===== Given text

Words Matter
Words are important. What you say is important, but how you say it is just as important. The words you use shape how your message is interpreted and how people react to it. I always stress this to the staff at my community. Communication is key. We need to be able to communicate our objections and what we must get across, but we need to try to do so in a manner that is not unnecessarily combative.
For this reason, I’ve been known to study my words on meaningful private messages or conversations with well established members, as well as important announcements and policy changes in general. I’m human, but that’s not an excuse (we’ll cover that in a post in the future). You have to consider what you say.
I believe that a great way to showcase this would be to give you a couple of examples of a private message that you might send to a member who had made a spam post on your forums. Here’s the first one.
Ryan,
I pulled your post below because you were being a jerk. If you’d like to keep posting here, don’t do it again.
“That’s your opinion? OMGLOL. YOU ARE A FOOL!”
Patrick
Here’s another one:
Hello Ryan,
Thank you for visiting KarateForums.com.
Unfortunately, I have had to remove your post quoted below as it violated our User Guidelines as inflammatory.
“That’s your opinion? OMGLOL. YOU ARE A FOOL!”
Generally speaking, an inflammatory comment is one that doesn’t add much to a thread outside of hostility.
Please keep this in mind to prevent further violations in the future.
Thank you for your time and cooperation.
Sincerely,
Patrick
KarateForums.com Administrator
The first private message may not seem too bad. But, there are a few issues that jump out at me immediately. “Being a jerk” is very combative and basically makes the issue personal. “Inflammatory” means a similar sort of action, on their behalf, but it’s easier to swallow and understand.
Similar to advertising/spamming. A lot of people don’t react kindly to being told they’ve done something wrong, but the term “spamming” has a very negative and accusatory connotation. “Advertising” may be the same thing, but it doesn’t carry that baggage and it sounds less like an assault on their character.
“If you’d like to keep posting here…” will potentially be interpreted as a threat. I’m not against invoking a member’s ability to participate, given the proper situation with repeat violators, but on a minor issue or on someone who hasn’t made that many violations, it makes no sense to bring that into the conversation, by default, as it is just asking for confrontation.
There’s no “thank you” or “thanks” anywhere in this message. These types of warnings are best given with a mix of problem description and thanks. Explain the problem and thank them for their time, for visiting, for their cooperation, etc.
I like to relate any post removals directly to our guidelines. So, I didn’t remove the post because someone was being a jerk or spamming, I removed the post because it violated our user guidelines as inflammatory or as advertising. The guidelines are a publicly available document that everyone can read. You want it to be expressed that you are enforcing the guidelines everyone must adhere to, rather than pulling random standards out of your head.

==========
===== Entries provided

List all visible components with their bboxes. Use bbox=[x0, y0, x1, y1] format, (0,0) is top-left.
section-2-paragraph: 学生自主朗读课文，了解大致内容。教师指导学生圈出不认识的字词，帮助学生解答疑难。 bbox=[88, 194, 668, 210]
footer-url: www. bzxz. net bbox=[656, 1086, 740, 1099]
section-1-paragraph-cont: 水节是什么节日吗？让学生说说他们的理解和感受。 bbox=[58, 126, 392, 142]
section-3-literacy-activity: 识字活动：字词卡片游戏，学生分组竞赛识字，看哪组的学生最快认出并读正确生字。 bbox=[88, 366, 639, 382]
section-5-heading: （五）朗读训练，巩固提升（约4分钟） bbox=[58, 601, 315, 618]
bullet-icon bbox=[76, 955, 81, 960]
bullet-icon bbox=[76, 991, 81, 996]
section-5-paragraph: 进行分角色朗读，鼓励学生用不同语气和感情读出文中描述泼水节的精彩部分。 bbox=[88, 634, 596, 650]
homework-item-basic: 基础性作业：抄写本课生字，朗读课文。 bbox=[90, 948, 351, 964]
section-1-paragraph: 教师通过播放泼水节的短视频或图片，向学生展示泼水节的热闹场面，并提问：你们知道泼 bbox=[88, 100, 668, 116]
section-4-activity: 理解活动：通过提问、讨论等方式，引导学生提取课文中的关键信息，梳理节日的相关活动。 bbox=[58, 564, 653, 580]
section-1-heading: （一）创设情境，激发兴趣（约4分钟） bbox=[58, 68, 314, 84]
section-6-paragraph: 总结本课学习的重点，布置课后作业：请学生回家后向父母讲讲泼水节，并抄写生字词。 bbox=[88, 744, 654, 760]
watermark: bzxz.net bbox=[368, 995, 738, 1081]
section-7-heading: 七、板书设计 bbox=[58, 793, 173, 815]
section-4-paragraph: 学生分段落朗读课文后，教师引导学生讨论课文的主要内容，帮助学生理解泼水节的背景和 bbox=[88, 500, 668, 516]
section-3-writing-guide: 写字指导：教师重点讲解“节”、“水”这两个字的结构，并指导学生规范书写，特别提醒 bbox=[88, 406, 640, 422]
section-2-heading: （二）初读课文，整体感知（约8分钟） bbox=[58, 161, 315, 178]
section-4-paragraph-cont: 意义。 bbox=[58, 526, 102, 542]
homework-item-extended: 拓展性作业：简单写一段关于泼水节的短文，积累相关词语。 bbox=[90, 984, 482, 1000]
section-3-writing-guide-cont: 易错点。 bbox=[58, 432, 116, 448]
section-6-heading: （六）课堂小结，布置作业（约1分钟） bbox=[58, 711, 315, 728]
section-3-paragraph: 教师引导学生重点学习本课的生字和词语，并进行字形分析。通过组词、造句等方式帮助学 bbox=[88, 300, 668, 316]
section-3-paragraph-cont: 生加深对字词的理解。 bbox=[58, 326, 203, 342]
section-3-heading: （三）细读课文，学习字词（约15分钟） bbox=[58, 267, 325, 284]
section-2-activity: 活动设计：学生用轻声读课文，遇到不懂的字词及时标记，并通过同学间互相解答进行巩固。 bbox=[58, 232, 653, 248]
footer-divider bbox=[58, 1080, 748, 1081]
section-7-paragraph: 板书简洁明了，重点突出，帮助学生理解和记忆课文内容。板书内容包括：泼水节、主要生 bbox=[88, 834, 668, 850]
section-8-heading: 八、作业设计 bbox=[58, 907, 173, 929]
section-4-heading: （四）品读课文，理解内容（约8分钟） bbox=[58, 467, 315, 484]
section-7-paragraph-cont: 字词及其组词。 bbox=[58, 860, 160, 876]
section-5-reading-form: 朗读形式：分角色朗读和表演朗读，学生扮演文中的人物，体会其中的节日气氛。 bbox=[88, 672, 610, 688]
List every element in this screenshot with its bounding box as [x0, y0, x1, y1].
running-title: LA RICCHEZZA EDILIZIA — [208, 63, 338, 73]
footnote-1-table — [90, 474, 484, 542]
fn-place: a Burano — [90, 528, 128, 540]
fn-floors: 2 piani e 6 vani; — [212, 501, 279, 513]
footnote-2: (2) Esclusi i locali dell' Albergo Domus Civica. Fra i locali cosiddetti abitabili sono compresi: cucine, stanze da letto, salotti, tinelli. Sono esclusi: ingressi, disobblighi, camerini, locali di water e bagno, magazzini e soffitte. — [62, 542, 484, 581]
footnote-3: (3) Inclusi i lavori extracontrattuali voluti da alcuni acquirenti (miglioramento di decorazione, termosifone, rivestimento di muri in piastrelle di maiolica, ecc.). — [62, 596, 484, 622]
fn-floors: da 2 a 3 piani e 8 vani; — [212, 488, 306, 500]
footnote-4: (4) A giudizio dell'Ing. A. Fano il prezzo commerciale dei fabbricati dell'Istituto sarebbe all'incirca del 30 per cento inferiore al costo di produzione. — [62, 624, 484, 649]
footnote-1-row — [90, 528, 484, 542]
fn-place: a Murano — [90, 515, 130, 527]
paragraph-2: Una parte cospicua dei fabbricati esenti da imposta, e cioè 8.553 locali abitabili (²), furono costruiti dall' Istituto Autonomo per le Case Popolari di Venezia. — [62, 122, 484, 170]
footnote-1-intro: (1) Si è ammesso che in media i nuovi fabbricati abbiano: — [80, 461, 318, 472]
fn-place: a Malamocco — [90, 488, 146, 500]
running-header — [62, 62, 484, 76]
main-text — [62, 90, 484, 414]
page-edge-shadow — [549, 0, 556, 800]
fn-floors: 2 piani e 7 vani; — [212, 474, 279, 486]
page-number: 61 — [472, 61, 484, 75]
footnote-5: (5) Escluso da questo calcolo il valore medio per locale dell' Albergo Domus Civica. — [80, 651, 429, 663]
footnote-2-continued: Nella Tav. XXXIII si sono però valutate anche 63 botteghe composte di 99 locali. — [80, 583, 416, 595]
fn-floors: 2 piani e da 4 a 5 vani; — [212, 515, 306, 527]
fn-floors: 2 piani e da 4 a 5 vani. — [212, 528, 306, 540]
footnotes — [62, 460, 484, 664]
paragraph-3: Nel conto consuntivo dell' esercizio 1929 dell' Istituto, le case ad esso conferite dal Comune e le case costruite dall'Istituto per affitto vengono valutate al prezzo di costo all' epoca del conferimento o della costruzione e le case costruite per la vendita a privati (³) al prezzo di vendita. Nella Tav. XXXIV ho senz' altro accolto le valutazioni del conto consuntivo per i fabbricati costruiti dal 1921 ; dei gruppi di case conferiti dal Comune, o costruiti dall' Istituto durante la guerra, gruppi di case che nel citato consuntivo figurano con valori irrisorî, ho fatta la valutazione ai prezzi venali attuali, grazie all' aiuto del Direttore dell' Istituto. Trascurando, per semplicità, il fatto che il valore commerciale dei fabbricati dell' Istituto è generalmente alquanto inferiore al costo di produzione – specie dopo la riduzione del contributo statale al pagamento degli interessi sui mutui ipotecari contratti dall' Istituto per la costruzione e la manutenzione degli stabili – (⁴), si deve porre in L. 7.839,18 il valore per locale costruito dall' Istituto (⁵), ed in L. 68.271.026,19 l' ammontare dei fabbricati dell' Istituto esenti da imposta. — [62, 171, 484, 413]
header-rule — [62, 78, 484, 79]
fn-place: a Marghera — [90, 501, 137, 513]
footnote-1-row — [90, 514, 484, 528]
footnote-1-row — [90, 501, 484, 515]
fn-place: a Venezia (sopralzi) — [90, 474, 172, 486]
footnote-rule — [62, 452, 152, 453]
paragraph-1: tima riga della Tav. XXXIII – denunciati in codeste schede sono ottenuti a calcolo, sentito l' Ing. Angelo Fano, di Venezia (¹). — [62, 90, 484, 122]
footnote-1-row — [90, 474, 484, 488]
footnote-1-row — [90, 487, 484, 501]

==========

Name the things the text on word choice suggests thanking a member for when giving a warning. None of this data is needed for the task.

- Their time
- Visiting
- Their cooperation